## EXERCISE BRIEF
Return the records that follow unaltered. Omit every picture.

## DATA EXTRACT
* start *
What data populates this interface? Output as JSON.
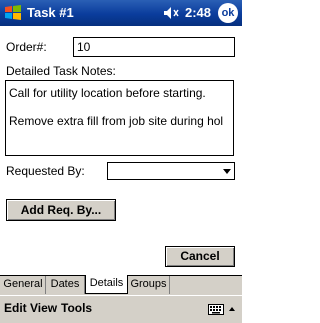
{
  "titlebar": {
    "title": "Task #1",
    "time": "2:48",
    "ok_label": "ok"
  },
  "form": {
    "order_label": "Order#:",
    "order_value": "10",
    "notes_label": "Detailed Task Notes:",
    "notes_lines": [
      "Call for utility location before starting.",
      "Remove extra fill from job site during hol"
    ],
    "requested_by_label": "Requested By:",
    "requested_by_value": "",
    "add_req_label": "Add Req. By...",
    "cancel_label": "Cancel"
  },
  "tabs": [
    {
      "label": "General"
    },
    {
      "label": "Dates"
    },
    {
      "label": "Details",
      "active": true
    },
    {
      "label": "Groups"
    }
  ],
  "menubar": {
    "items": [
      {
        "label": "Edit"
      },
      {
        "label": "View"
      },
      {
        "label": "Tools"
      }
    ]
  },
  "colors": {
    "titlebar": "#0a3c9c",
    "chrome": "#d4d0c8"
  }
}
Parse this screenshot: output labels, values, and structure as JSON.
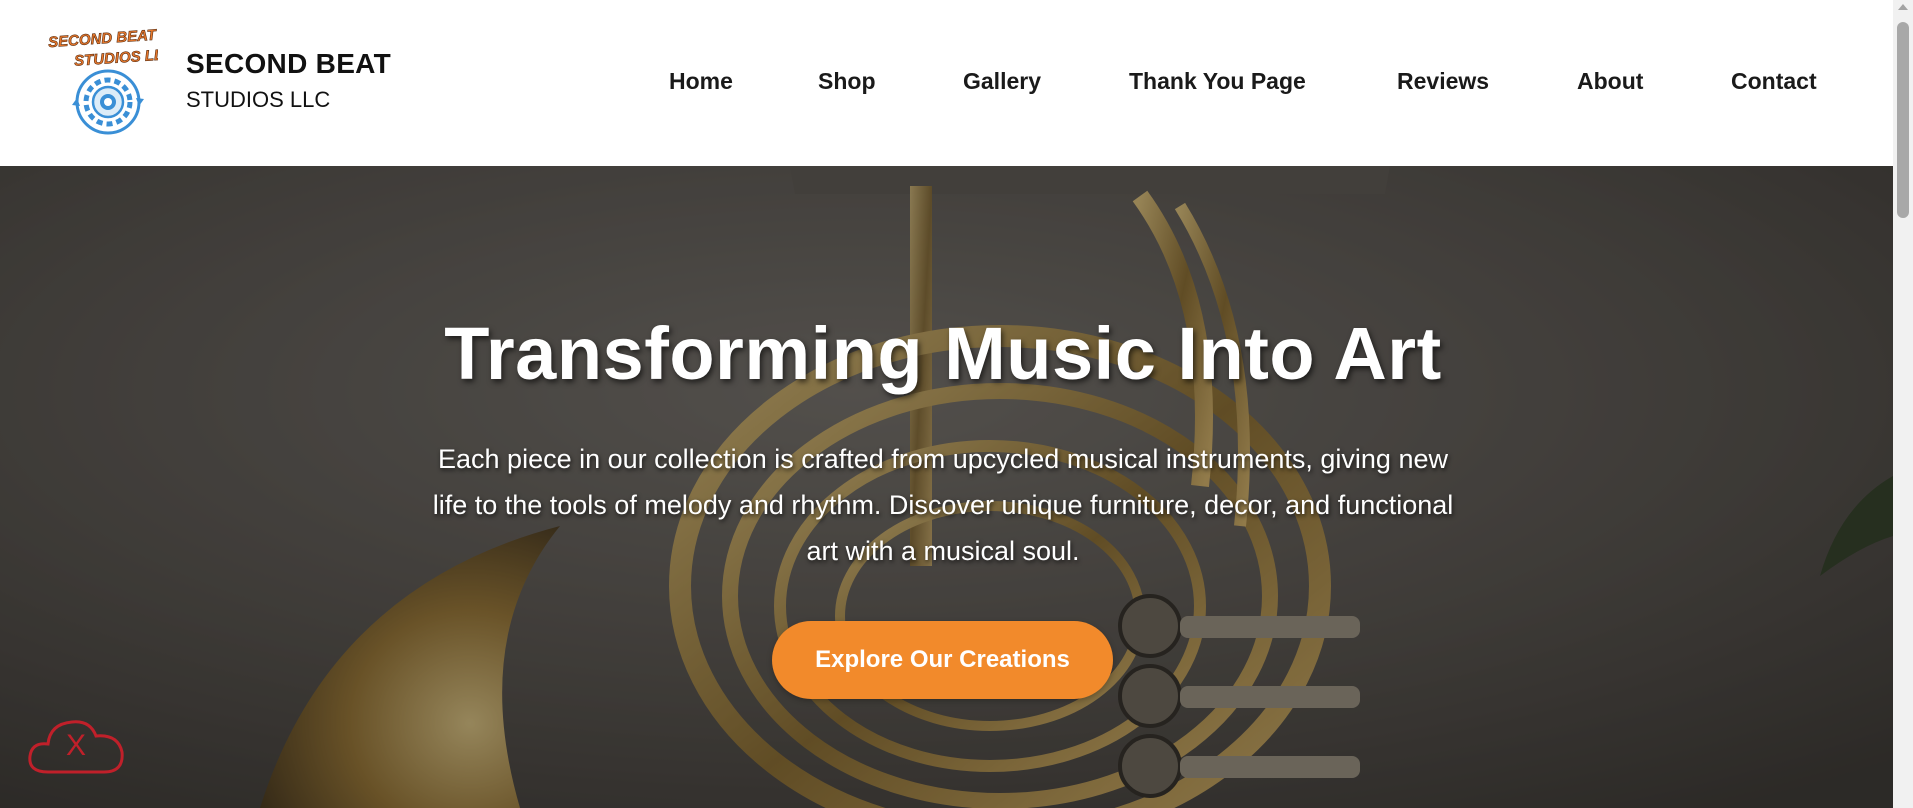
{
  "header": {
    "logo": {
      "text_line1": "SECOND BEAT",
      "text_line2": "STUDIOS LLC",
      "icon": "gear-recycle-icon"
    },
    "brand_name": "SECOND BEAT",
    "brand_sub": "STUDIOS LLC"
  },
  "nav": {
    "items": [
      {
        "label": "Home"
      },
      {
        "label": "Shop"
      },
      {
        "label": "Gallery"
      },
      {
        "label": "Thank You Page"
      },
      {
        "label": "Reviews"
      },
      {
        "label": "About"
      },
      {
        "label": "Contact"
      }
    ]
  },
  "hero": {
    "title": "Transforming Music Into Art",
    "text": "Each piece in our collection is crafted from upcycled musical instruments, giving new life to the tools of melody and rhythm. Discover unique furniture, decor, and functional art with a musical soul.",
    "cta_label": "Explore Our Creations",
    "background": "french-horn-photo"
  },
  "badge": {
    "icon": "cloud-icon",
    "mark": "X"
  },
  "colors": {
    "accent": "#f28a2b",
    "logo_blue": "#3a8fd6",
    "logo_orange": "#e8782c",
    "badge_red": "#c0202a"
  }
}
* end *
## FULL OUTPUT
What data populates this interface? Output as JSON.
{
  "titlebar": {
    "title": "Task #1",
    "time": "2:48",
    "ok_label": "ok"
  },
  "form": {
    "order_label": "Order#:",
    "order_value": "10",
    "notes_label": "Detailed Task Notes:",
    "notes_lines": [
      "Call for utility location before starting.",
      "Remove extra fill from job site during hol"
    ],
    "requested_by_label": "Requested By:",
    "requested_by_value": "",
    "add_req_label": "Add Req. By...",
    "cancel_label": "Cancel"
  },
  "tabs": [
    {
      "label": "General"
    },
    {
      "label": "Dates"
    },
    {
      "label": "Details",
      "active": true
    },
    {
      "label": "Groups"
    }
  ],
  "menubar": {
    "items": [
      {
        "label": "Edit"
      },
      {
        "label": "View"
      },
      {
        "label": "Tools"
      }
    ]
  },
  "colors": {
    "titlebar": "#0a3c9c",
    "chrome": "#d4d0c8"
  }
}
Parse this screenshot: output labels, values, and structure as JSON.
{
  "header": {
    "logo": {
      "text_line1": "SECOND BEAT",
      "text_line2": "STUDIOS LLC",
      "icon": "gear-recycle-icon"
    },
    "brand_name": "SECOND BEAT",
    "brand_sub": "STUDIOS LLC"
  },
  "nav": {
    "items": [
      {
        "label": "Home"
      },
      {
        "label": "Shop"
      },
      {
        "label": "Gallery"
      },
      {
        "label": "Thank You Page"
      },
      {
        "label": "Reviews"
      },
      {
        "label": "About"
      },
      {
        "label": "Contact"
      }
    ]
  },
  "hero": {
    "title": "Transforming Music Into Art",
    "text": "Each piece in our collection is crafted from upcycled musical instruments, giving new life to the tools of melody and rhythm. Discover unique furniture, decor, and functional art with a musical soul.",
    "cta_label": "Explore Our Creations",
    "background": "french-horn-photo"
  },
  "badge": {
    "icon": "cloud-icon",
    "mark": "X"
  },
  "colors": {
    "accent": "#f28a2b",
    "logo_blue": "#3a8fd6",
    "logo_orange": "#e8782c",
    "badge_red": "#c0202a"
  }
}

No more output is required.